▶ [Collected data]
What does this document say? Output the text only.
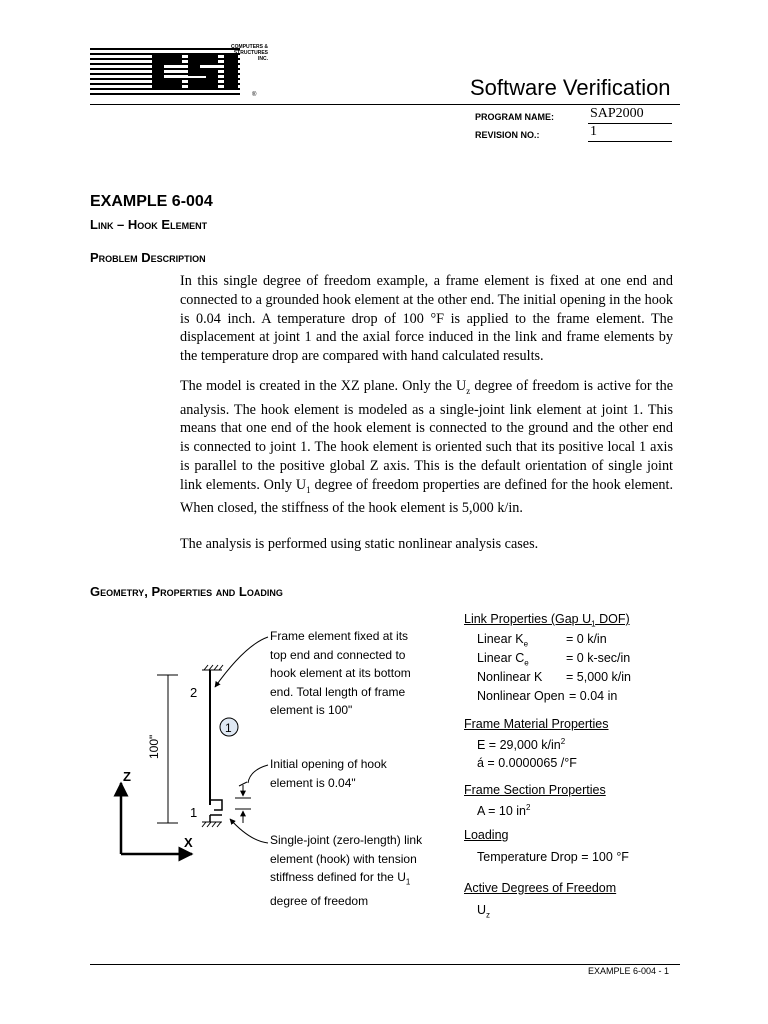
COMPUTERS &
STRUCTURES
INC.
®	Software Verification
PROGRAM NAME:	SAP2000
REVISION NO.:	1
EXAMPLE 6-004
Link – Hook Element
Problem Description
In this single degree of freedom example, a frame element is fixed at one end and connected to a grounded hook element at the other end. The initial opening in the hook is 0.04 inch. A temperature drop of 100 °F is applied to the frame element. The displacement at joint 1 and the axial force induced in the link and frame elements by the temperature drop are compared with hand calculated results.
The model is created in the XZ plane. Only the $U_z$ degree of freedom is active for the analysis. The hook element is modeled as a single-joint link element at joint 1. This means that one end of the hook element is connected to the ground and the other end is connected to joint 1. The hook element is oriented such that its positive local 1 axis is parallel to the positive global Z axis. This is the default orientation of single joint link elements. Only $U_1$ degree of freedom properties are defined for the hook element. When closed, the stiffness of the hook element is 5,000 k/in.
The analysis is performed using static nonlinear analysis cases.
Geometry, Properties and Loading
2
1
1
100"
Z
X
Frame element fixed at its
top end and connected to
hook element at its bottom
end. Total length of frame
element is 100"
Initial opening of hook
element is 0.04"
Single-joint (zero-length) link
element (hook) with tension
stiffness defined for the $U_1$
degree of freedom
Link Properties (Gap $U_1$ DOF)
Linear $K_e$	= 0 k/in
Linear $C_e$	= 0 k-sec/in
Nonlinear K = 5,000 k/in
Nonlinear Open = 0.04 in
Frame Material Properties
E = 29,000 $k/in^2$
á = 0.0000065 /°F
Frame Section Properties
A = 10 $in^2$
Loading
Temperature Drop = 100 °F
Active Degrees of Freedom
$U_z$
EXAMPLE 6-004 - 1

▶ [TASK DETAILS] Without the pictures, write out the whole listing above exactly as it appears.

▶ [ANSWER TO THE EXERCISE]
What does this document say? Output the text only.
COMPUTERS &
STRUCTURES
INC.
®	Software Verification
PROGRAM NAME:	SAP2000
REVISION NO.:	1
EXAMPLE 6-004
Link – Hook Element
Problem Description
In this single degree of freedom example, a frame element is fixed at one end and connected to a grounded hook element at the other end. The initial opening in the hook is 0.04 inch. A temperature drop of 100 °F is applied to the frame element. The displacement at joint 1 and the axial force induced in the link and frame elements by the temperature drop are compared with hand calculated results.
The model is created in the XZ plane. Only the $U_z$ degree of freedom is active for the analysis. The hook element is modeled as a single-joint link element at joint 1. This means that one end of the hook element is connected to the ground and the other end is connected to joint 1. The hook element is oriented such that its positive local 1 axis is parallel to the positive global Z axis. This is the default orientation of single joint link elements. Only $U_1$ degree of freedom properties are defined for the hook element. When closed, the stiffness of the hook element is 5,000 k/in.
The analysis is performed using static nonlinear analysis cases.
Geometry, Properties and Loading
2
1
1
100"
Z
X
Frame element fixed at its
top end and connected to
hook element at its bottom
end. Total length of frame
element is 100"
Initial opening of hook
element is 0.04"
Single-joint (zero-length) link
element (hook) with tension
stiffness defined for the $U_1$
degree of freedom
Link Properties (Gap $U_1$ DOF)
Linear $K_e$	= 0 k/in
Linear $C_e$	= 0 k-sec/in
Nonlinear K = 5,000 k/in
Nonlinear Open = 0.04 in
Frame Material Properties
E = 29,000 $k/in^2$
á = 0.0000065 /°F
Frame Section Properties
A = 10 $in^2$
Loading
Temperature Drop = 100 °F
Active Degrees of Freedom
$U_z$
EXAMPLE 6-004 - 1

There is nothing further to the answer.